WHAT TO WORK ON: Separate out the lines that hold "title".

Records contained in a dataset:
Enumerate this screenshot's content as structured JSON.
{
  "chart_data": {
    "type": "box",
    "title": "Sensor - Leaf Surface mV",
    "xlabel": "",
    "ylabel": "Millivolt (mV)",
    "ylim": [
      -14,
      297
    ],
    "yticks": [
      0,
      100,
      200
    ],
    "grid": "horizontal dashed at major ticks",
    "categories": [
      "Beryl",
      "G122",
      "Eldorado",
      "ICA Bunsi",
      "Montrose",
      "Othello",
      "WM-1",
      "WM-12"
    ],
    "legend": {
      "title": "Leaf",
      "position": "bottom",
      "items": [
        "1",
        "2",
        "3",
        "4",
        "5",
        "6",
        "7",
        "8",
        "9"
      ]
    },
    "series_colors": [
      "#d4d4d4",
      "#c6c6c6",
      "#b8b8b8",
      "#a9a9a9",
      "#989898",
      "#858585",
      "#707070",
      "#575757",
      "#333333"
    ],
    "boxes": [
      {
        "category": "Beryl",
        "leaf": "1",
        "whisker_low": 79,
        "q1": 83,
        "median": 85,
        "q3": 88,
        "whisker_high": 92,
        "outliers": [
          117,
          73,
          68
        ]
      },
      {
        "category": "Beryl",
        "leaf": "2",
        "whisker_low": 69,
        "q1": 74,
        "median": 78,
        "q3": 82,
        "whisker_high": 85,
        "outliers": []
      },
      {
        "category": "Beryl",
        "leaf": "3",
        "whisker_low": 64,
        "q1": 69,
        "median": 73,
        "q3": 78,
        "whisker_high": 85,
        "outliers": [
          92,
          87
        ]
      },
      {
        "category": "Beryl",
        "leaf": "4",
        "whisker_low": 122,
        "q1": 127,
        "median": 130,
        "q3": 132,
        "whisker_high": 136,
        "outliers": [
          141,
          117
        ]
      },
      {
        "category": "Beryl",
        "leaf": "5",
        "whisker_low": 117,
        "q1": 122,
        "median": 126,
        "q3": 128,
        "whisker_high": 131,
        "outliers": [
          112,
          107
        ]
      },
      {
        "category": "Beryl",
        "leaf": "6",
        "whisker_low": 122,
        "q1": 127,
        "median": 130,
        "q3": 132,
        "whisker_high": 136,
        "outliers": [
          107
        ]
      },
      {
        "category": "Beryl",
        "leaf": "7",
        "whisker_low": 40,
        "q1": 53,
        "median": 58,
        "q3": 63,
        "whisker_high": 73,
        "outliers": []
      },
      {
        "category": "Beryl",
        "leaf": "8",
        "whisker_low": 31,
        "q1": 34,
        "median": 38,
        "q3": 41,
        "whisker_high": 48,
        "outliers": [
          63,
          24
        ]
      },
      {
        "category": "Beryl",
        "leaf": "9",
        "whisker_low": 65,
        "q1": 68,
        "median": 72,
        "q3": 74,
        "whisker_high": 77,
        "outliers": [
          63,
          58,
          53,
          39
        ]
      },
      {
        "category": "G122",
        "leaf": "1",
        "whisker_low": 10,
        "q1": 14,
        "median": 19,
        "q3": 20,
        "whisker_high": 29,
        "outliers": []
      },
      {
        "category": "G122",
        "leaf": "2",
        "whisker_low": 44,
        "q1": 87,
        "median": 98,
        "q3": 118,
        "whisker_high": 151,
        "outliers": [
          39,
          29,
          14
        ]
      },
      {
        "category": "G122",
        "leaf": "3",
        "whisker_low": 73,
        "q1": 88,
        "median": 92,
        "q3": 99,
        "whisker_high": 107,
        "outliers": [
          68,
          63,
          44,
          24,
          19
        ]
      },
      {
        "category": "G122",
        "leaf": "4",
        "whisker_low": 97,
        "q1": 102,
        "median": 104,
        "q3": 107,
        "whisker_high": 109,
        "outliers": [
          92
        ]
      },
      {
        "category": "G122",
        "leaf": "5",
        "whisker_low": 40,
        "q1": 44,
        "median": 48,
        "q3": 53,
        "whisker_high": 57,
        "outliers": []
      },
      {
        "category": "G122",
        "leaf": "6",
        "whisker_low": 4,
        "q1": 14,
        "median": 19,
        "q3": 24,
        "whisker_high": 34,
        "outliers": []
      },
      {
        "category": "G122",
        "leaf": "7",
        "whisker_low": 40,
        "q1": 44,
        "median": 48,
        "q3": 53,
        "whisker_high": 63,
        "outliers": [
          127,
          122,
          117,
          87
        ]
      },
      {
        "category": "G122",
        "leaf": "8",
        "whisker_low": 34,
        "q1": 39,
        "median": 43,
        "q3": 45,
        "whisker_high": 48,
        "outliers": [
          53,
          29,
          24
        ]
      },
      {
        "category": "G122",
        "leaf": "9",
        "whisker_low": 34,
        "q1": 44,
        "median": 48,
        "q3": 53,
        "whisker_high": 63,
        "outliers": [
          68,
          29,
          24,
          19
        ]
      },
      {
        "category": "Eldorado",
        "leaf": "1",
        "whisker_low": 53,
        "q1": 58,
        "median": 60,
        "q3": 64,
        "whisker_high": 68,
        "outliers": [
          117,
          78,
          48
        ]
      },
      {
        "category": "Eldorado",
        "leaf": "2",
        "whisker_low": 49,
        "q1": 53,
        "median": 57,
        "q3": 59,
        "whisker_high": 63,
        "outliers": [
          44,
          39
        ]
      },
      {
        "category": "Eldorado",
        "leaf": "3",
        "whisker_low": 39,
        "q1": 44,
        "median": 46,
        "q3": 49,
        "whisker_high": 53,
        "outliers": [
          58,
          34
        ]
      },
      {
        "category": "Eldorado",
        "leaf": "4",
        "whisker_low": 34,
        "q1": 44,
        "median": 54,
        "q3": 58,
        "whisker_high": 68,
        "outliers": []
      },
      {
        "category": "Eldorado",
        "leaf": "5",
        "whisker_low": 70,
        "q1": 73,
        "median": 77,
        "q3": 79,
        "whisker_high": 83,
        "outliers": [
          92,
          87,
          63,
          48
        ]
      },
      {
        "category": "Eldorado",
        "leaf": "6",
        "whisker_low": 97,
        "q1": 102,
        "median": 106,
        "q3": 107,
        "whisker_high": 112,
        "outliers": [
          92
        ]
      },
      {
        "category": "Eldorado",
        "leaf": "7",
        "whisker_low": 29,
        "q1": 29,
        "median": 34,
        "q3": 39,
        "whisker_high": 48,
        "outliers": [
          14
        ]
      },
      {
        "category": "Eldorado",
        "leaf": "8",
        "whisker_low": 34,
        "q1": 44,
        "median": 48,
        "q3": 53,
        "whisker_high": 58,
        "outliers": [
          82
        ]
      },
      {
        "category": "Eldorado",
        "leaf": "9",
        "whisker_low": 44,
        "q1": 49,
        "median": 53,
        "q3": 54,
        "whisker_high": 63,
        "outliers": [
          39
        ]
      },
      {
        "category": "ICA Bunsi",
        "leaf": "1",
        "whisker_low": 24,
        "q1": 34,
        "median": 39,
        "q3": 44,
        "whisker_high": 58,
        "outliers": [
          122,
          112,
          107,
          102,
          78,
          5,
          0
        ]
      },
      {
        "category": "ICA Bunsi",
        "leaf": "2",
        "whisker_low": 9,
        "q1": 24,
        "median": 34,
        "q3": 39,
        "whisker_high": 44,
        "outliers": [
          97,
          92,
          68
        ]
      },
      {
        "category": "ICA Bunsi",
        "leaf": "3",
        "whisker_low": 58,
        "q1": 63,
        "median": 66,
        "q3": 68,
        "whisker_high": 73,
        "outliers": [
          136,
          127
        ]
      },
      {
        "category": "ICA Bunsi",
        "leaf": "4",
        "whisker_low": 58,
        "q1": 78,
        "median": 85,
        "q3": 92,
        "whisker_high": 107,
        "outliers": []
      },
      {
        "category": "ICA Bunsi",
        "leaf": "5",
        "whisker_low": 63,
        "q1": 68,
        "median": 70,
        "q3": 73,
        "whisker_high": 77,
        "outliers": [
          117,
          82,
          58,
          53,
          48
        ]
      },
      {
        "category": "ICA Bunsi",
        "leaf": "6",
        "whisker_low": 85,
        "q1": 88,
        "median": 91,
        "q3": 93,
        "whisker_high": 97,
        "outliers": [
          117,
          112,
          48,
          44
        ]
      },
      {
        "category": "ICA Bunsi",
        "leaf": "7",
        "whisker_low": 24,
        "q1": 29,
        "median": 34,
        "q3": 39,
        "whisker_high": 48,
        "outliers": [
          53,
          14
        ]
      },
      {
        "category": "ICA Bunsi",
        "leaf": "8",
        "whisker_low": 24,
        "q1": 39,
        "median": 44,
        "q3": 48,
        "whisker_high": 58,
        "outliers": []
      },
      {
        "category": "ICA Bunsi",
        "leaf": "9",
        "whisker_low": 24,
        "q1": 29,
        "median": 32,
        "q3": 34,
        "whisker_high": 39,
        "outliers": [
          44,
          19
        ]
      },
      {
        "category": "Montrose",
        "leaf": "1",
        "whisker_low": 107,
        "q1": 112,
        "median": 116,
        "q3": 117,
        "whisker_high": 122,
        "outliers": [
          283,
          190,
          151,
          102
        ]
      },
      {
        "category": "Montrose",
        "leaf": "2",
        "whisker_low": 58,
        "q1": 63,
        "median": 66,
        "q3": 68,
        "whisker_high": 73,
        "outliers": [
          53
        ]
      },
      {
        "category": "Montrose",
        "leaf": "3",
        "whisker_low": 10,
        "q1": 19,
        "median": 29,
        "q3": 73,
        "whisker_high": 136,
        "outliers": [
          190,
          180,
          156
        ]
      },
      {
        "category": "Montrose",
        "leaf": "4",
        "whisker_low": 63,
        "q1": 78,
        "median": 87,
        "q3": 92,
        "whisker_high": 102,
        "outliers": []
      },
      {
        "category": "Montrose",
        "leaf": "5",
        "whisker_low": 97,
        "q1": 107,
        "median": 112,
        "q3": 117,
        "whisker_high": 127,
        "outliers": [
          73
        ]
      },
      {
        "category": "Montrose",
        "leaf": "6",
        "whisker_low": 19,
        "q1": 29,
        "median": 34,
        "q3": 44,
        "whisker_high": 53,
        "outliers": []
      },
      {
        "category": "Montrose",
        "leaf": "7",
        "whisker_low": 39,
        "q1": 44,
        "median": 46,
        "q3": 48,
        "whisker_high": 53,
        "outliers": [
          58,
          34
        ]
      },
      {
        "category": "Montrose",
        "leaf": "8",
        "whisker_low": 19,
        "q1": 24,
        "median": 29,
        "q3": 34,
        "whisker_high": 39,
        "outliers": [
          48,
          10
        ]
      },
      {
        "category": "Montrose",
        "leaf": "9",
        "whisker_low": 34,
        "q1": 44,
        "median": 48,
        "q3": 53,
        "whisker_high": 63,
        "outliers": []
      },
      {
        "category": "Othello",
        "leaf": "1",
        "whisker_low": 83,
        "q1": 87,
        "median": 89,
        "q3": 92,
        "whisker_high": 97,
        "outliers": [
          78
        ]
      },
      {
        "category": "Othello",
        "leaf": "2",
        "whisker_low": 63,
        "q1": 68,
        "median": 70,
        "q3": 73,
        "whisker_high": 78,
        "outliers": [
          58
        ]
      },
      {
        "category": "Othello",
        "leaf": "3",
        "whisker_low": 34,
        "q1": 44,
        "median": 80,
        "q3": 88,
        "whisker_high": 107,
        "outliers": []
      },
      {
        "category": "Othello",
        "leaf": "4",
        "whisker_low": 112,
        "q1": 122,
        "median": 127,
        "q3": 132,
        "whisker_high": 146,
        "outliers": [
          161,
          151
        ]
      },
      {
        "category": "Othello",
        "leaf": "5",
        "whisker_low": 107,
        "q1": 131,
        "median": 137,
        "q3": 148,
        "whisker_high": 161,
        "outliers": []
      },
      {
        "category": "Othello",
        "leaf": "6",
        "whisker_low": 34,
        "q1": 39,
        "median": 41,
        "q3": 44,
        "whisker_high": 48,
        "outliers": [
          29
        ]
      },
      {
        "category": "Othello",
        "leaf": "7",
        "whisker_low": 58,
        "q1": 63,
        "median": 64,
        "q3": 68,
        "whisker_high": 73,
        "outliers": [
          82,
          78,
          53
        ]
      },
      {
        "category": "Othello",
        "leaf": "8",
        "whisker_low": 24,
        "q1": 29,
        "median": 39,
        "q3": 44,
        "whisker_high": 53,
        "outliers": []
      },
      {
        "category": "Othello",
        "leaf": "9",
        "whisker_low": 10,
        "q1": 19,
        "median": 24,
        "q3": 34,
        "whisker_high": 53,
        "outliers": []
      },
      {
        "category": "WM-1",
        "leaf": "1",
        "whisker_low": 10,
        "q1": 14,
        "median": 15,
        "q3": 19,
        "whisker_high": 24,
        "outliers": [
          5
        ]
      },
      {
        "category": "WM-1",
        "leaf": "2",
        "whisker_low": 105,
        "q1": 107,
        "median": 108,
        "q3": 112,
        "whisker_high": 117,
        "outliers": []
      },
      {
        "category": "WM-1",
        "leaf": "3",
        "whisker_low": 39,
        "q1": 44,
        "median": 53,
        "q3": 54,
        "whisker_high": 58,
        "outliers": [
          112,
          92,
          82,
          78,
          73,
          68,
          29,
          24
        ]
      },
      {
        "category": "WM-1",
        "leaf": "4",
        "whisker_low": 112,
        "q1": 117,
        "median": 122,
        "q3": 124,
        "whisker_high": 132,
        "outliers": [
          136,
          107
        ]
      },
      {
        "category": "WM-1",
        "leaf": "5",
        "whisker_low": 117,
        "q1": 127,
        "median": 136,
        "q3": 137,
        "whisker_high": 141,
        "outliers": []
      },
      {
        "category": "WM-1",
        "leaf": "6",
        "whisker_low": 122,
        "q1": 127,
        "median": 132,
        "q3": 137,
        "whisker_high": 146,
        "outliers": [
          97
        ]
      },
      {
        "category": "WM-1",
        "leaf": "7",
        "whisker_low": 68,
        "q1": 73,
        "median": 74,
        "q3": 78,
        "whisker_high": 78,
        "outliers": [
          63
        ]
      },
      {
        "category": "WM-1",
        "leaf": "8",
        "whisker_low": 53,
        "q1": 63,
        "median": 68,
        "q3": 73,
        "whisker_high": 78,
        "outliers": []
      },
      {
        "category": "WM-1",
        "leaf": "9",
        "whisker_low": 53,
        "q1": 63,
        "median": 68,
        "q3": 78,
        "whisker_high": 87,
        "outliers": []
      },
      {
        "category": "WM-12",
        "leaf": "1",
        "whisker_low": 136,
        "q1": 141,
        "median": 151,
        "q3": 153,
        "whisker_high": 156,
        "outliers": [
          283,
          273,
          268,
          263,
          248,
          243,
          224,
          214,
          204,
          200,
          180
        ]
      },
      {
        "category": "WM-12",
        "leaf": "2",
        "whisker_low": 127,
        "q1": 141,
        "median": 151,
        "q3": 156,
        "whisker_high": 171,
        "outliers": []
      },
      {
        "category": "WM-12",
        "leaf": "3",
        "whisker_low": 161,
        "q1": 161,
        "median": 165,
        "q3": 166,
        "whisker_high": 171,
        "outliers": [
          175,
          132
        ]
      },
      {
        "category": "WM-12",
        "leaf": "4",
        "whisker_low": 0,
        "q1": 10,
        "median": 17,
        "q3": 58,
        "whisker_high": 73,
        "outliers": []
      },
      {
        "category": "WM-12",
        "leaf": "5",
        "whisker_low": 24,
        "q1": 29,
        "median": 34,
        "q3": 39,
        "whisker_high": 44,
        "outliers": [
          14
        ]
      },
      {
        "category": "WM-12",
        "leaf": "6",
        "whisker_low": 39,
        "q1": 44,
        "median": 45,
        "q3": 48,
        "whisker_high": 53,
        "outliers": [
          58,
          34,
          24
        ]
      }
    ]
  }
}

OUTPUT OF THE EXERCISE:
    "title": "Sensor - Leaf Surface mV",
      "title": "Leaf",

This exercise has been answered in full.